Information supplied:
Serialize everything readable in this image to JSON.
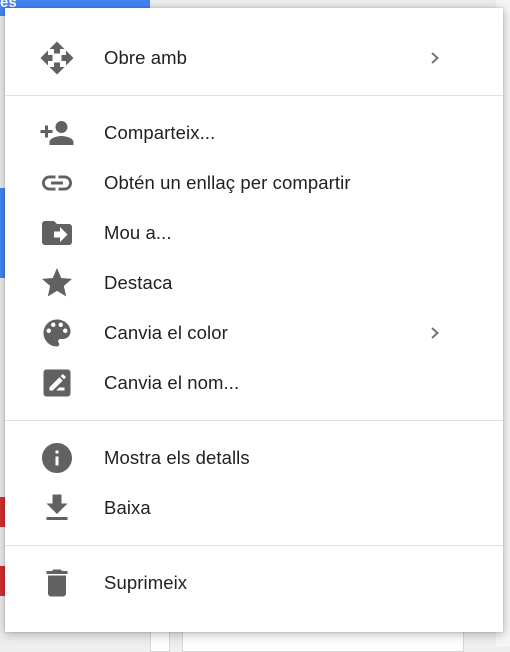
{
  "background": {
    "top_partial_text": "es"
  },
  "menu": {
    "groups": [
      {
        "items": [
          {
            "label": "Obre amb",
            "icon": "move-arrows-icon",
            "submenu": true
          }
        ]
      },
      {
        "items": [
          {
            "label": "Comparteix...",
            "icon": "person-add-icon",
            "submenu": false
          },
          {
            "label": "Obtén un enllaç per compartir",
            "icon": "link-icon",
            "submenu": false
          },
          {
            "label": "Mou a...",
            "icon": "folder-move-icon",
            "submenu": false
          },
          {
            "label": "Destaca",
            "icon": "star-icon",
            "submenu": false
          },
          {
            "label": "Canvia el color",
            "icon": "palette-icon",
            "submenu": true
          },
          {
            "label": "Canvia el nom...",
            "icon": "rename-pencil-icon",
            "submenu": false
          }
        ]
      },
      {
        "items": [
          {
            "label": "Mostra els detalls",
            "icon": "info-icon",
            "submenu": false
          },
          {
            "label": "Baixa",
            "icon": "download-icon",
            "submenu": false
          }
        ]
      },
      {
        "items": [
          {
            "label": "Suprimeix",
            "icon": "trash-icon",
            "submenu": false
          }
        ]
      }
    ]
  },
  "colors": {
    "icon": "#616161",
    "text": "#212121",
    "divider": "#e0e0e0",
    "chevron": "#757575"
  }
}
...
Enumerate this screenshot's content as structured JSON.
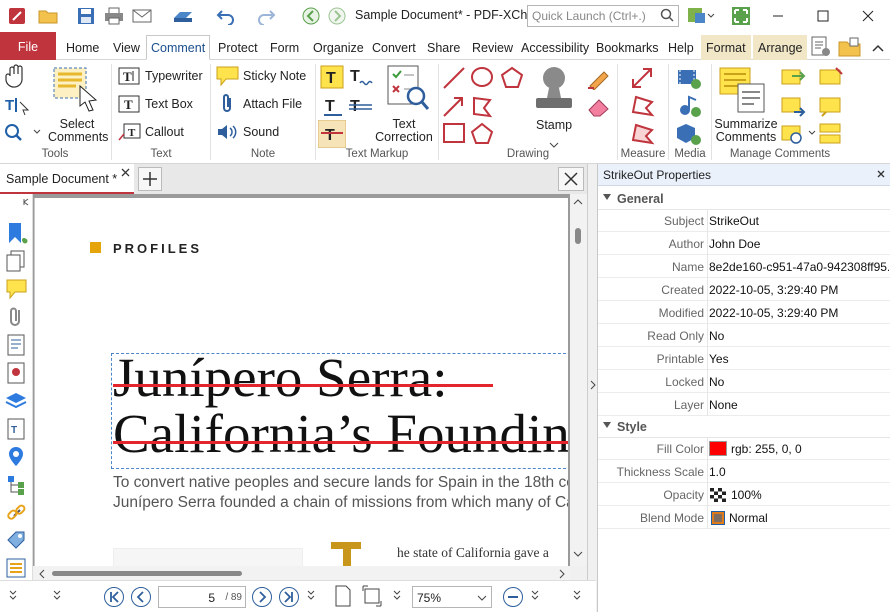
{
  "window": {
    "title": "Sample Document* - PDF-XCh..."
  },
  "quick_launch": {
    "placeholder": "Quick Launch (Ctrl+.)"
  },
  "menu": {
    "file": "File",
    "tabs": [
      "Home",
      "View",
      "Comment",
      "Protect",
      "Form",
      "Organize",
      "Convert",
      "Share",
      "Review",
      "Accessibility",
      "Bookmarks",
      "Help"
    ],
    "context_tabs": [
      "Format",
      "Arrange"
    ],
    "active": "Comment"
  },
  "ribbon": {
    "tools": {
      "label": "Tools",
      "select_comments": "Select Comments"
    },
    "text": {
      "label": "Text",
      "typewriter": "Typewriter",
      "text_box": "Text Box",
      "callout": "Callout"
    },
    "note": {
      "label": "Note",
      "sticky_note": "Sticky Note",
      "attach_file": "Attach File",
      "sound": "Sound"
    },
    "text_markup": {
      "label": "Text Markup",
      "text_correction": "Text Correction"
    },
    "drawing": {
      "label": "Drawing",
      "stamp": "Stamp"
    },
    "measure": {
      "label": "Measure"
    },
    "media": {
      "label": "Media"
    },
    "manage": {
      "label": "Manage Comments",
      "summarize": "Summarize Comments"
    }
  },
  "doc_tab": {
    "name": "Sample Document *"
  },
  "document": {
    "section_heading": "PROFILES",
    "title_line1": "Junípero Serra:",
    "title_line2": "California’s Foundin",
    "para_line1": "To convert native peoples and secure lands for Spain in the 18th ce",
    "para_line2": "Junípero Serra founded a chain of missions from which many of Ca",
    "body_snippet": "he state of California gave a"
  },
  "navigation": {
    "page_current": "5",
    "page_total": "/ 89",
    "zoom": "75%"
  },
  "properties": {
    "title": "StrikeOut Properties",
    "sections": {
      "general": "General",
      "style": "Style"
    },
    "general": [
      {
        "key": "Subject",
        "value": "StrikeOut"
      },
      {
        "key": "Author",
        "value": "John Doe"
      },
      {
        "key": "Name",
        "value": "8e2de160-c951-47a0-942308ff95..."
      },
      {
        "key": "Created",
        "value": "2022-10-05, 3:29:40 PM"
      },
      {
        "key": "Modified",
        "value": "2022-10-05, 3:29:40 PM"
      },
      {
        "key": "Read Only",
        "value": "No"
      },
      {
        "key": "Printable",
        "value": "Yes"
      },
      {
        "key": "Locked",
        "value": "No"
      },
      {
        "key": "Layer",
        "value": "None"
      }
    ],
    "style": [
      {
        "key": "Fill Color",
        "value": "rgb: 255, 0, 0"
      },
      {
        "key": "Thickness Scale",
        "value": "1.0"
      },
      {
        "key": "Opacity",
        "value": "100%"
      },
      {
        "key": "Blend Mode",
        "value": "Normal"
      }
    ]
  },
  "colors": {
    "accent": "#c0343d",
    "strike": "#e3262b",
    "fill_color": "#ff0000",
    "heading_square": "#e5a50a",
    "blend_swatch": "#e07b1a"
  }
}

Challenge: Among the lines above, determine how many hold the word "move"; report the figure alone.

Solution to the problem: 2